SUPPLIED MATERIAL:
--- START ---
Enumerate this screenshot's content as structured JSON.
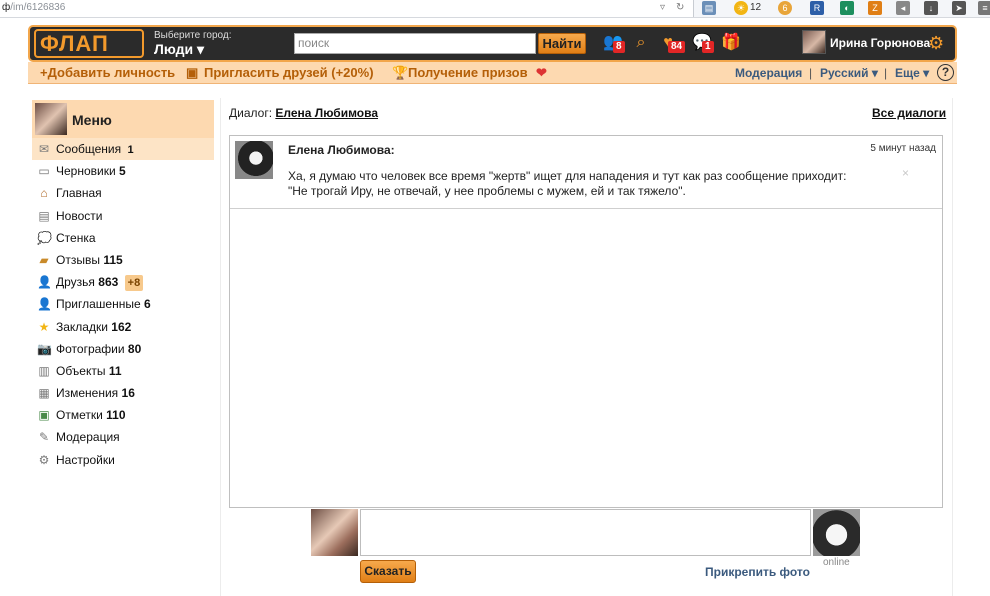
{
  "browser": {
    "url_host": "ф",
    "url_path": "/im/6126836",
    "weather_temp": "12"
  },
  "header": {
    "logo": "ФЛАП",
    "city_hint": "Выберите город:",
    "city_value": "Люди ▾",
    "search_placeholder": "поиск",
    "search_button": "Найти",
    "badges": {
      "people": "8",
      "likes": "84",
      "chat": "1"
    },
    "user_name": "Ирина Горюнова"
  },
  "subbar": {
    "add_person": "+Добавить личность",
    "invite": "Пригласить друзей (+20%)",
    "prizes": "Получение призов",
    "moderation": "Модерация",
    "language": "Русский ▾",
    "more": "Еще ▾",
    "sep": "|"
  },
  "sidebar": {
    "title": "Меню",
    "items": [
      {
        "label": "Сообщения",
        "count": "1",
        "icon": "envelope-icon"
      },
      {
        "label": "Черновики",
        "count": "5",
        "icon": "draft-icon"
      },
      {
        "label": "Главная",
        "count": "",
        "icon": "home-icon"
      },
      {
        "label": "Новости",
        "count": "",
        "icon": "news-icon"
      },
      {
        "label": "Стенка",
        "count": "",
        "icon": "wall-icon"
      },
      {
        "label": "Отзывы",
        "count": "115",
        "icon": "reviews-icon"
      },
      {
        "label": "Друзья",
        "count": "863",
        "extra": "+8",
        "icon": "friends-icon"
      },
      {
        "label": "Приглашенные",
        "count": "6",
        "icon": "invited-icon"
      },
      {
        "label": "Закладки",
        "count": "162",
        "icon": "star-icon"
      },
      {
        "label": "Фотографии",
        "count": "80",
        "icon": "camera-icon"
      },
      {
        "label": "Объекты",
        "count": "11",
        "icon": "building-icon"
      },
      {
        "label": "Изменения",
        "count": "16",
        "icon": "changes-icon"
      },
      {
        "label": "Отметки",
        "count": "110",
        "icon": "marks-icon"
      },
      {
        "label": "Модерация",
        "count": "",
        "icon": "moderation-icon"
      },
      {
        "label": "Настройки",
        "count": "",
        "icon": "settings-icon"
      }
    ]
  },
  "dialog": {
    "label": "Диалог:",
    "partner": "Елена Любимова",
    "all_dialogs": "Все диалоги"
  },
  "message": {
    "author": "Елена Любимова:",
    "time": "5 минут назад",
    "line1": "Ха, я думаю что человек все время \"жертв\" ищет для нападения и тут как раз сообщение приходит:",
    "line2": "\"Не трогай Иру, не отвечай, у нее проблемы с мужем, ей и так тяжело\".",
    "close": "×"
  },
  "compose": {
    "input_value": "",
    "send_label": "Сказать",
    "attach_label": "Прикрепить фото",
    "online": "online"
  }
}
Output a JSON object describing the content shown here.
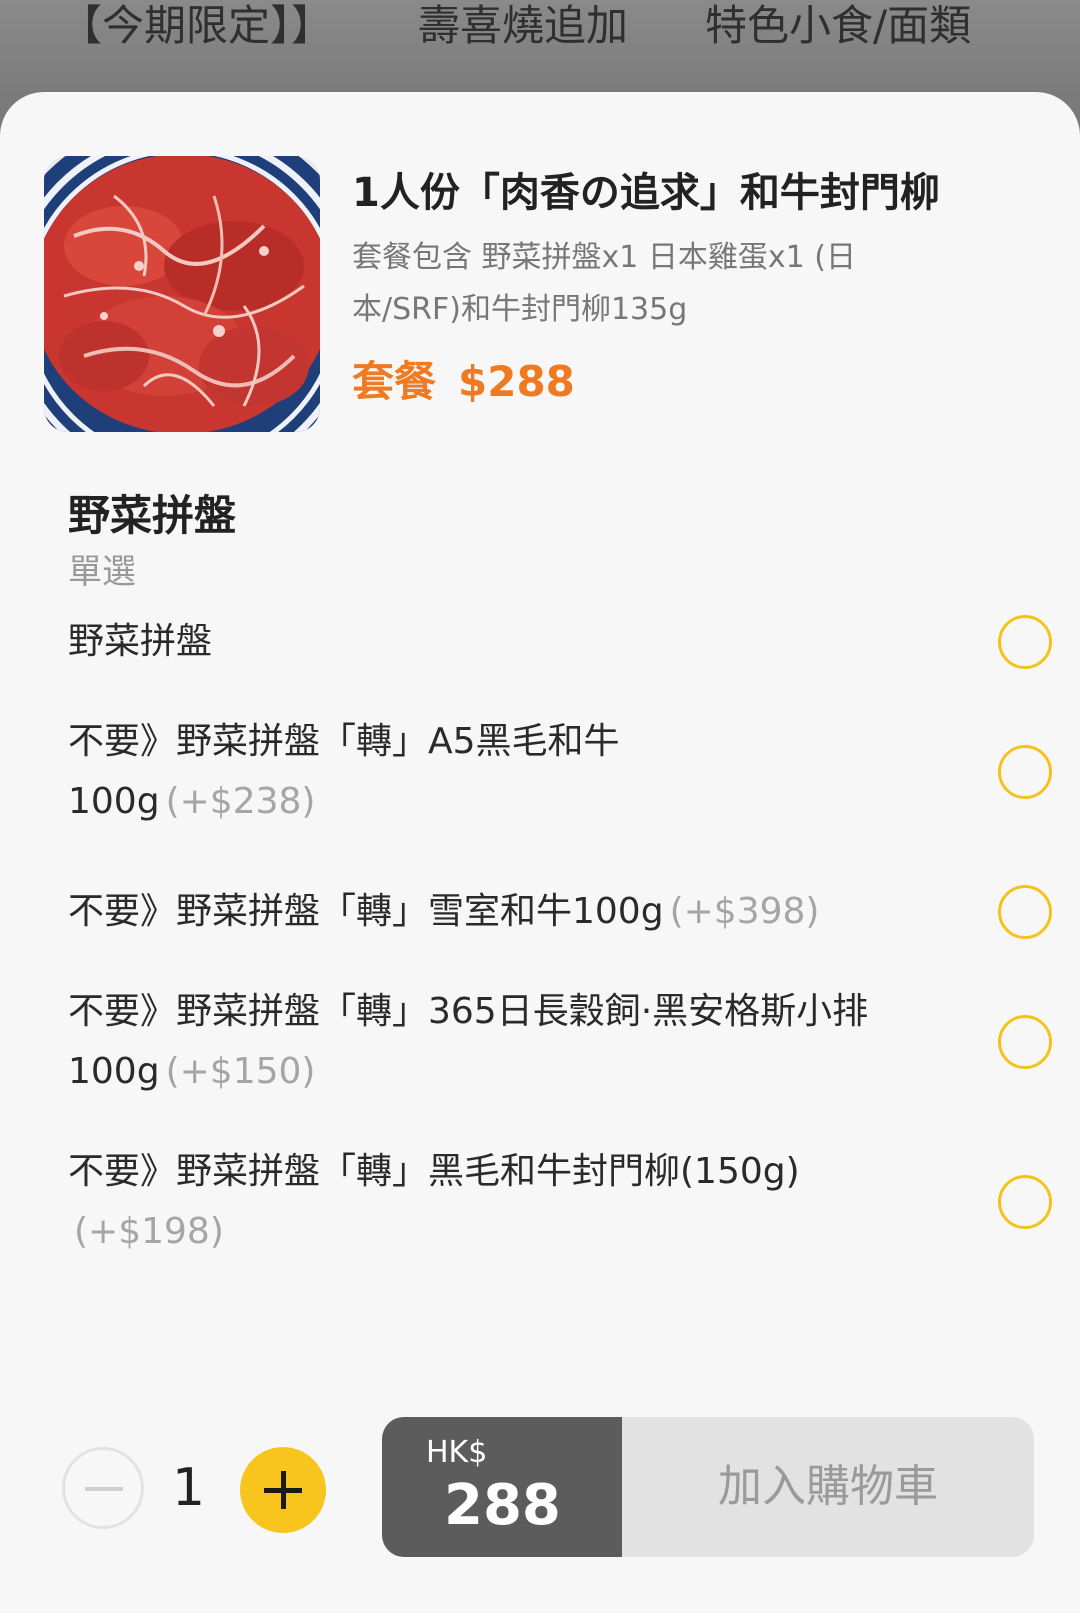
{
  "category_tabs": [
    "【今期限定】】",
    "壽喜燒追加",
    "特色小食/面類"
  ],
  "product": {
    "title": "1人份「肉香の追求」和牛封門柳",
    "description": "套餐包含 野菜拼盤x1 日本雞蛋x1 (日本/SRF)和牛封門柳135g",
    "price_label": "套餐",
    "price": "$288"
  },
  "option_group": {
    "title": "野菜拼盤",
    "subtitle": "單選",
    "options": [
      {
        "label": "野菜拼盤",
        "price": ""
      },
      {
        "label": "不要》野菜拼盤「轉」A5黑毛和牛100g",
        "price": "(+$238)"
      },
      {
        "label": "不要》野菜拼盤「轉」雪室和牛100g",
        "price": "(+$398)"
      },
      {
        "label": "不要》野菜拼盤「轉」365日長穀飼·黑安格斯小排100g",
        "price": "(+$150)"
      },
      {
        "label": "不要》野菜拼盤「轉」黑毛和牛封門柳(150g)",
        "price": "(+$198)"
      }
    ]
  },
  "footer": {
    "quantity": "1",
    "currency": "HK$",
    "total": "288",
    "add_to_cart": "加入購物車"
  },
  "colors": {
    "accent_orange": "#f07a22",
    "radio_yellow": "#f5c21b",
    "plus_yellow": "#f8c51f",
    "total_bg": "#5c5c5c"
  },
  "icons": [
    "minus-icon",
    "plus-icon",
    "radio-icon"
  ]
}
--- END ---
EXERCISE DESCRIPTION: Output all the records, word for word, with no pictures in the copy.

OUTPUT FOR THIS EXERCISE:
Enumerate this screenshot's content as structured JSON.
{
  "browser": {
    "url_host": "ф",
    "url_path": "/im/6126836",
    "weather_temp": "12"
  },
  "header": {
    "logo": "ФЛАП",
    "city_hint": "Выберите город:",
    "city_value": "Люди ▾",
    "search_placeholder": "поиск",
    "search_button": "Найти",
    "badges": {
      "people": "8",
      "likes": "84",
      "chat": "1"
    },
    "user_name": "Ирина Горюнова"
  },
  "subbar": {
    "add_person": "+Добавить личность",
    "invite": "Пригласить друзей (+20%)",
    "prizes": "Получение призов",
    "moderation": "Модерация",
    "language": "Русский ▾",
    "more": "Еще ▾",
    "sep": "|"
  },
  "sidebar": {
    "title": "Меню",
    "items": [
      {
        "label": "Сообщения",
        "count": "1",
        "icon": "envelope-icon"
      },
      {
        "label": "Черновики",
        "count": "5",
        "icon": "draft-icon"
      },
      {
        "label": "Главная",
        "count": "",
        "icon": "home-icon"
      },
      {
        "label": "Новости",
        "count": "",
        "icon": "news-icon"
      },
      {
        "label": "Стенка",
        "count": "",
        "icon": "wall-icon"
      },
      {
        "label": "Отзывы",
        "count": "115",
        "icon": "reviews-icon"
      },
      {
        "label": "Друзья",
        "count": "863",
        "extra": "+8",
        "icon": "friends-icon"
      },
      {
        "label": "Приглашенные",
        "count": "6",
        "icon": "invited-icon"
      },
      {
        "label": "Закладки",
        "count": "162",
        "icon": "star-icon"
      },
      {
        "label": "Фотографии",
        "count": "80",
        "icon": "camera-icon"
      },
      {
        "label": "Объекты",
        "count": "11",
        "icon": "building-icon"
      },
      {
        "label": "Изменения",
        "count": "16",
        "icon": "changes-icon"
      },
      {
        "label": "Отметки",
        "count": "110",
        "icon": "marks-icon"
      },
      {
        "label": "Модерация",
        "count": "",
        "icon": "moderation-icon"
      },
      {
        "label": "Настройки",
        "count": "",
        "icon": "settings-icon"
      }
    ]
  },
  "dialog": {
    "label": "Диалог:",
    "partner": "Елена Любимова",
    "all_dialogs": "Все диалоги"
  },
  "message": {
    "author": "Елена Любимова:",
    "time": "5 минут назад",
    "line1": "Ха, я думаю что человек все время \"жертв\" ищет для нападения и тут как раз сообщение приходит:",
    "line2": "\"Не трогай Иру, не отвечай, у нее проблемы с мужем, ей и так тяжело\".",
    "close": "×"
  },
  "compose": {
    "input_value": "",
    "send_label": "Сказать",
    "attach_label": "Прикрепить фото",
    "online": "online"
  }
}
Output a JSON object describing the content shown here.
{
  "category_tabs": [
    "【今期限定】】",
    "壽喜燒追加",
    "特色小食/面類"
  ],
  "product": {
    "title": "1人份「肉香の追求」和牛封門柳",
    "description": "套餐包含 野菜拼盤x1 日本雞蛋x1 (日本/SRF)和牛封門柳135g",
    "price_label": "套餐",
    "price": "$288"
  },
  "option_group": {
    "title": "野菜拼盤",
    "subtitle": "單選",
    "options": [
      {
        "label": "野菜拼盤",
        "price": ""
      },
      {
        "label": "不要》野菜拼盤「轉」A5黑毛和牛100g",
        "price": "(+$238)"
      },
      {
        "label": "不要》野菜拼盤「轉」雪室和牛100g",
        "price": "(+$398)"
      },
      {
        "label": "不要》野菜拼盤「轉」365日長穀飼·黑安格斯小排100g",
        "price": "(+$150)"
      },
      {
        "label": "不要》野菜拼盤「轉」黑毛和牛封門柳(150g)",
        "price": "(+$198)"
      }
    ]
  },
  "footer": {
    "quantity": "1",
    "currency": "HK$",
    "total": "288",
    "add_to_cart": "加入購物車"
  },
  "colors": {
    "accent_orange": "#f07a22",
    "radio_yellow": "#f5c21b",
    "plus_yellow": "#f8c51f",
    "total_bg": "#5c5c5c"
  },
  "icons": [
    "minus-icon",
    "plus-icon",
    "radio-icon"
  ]
}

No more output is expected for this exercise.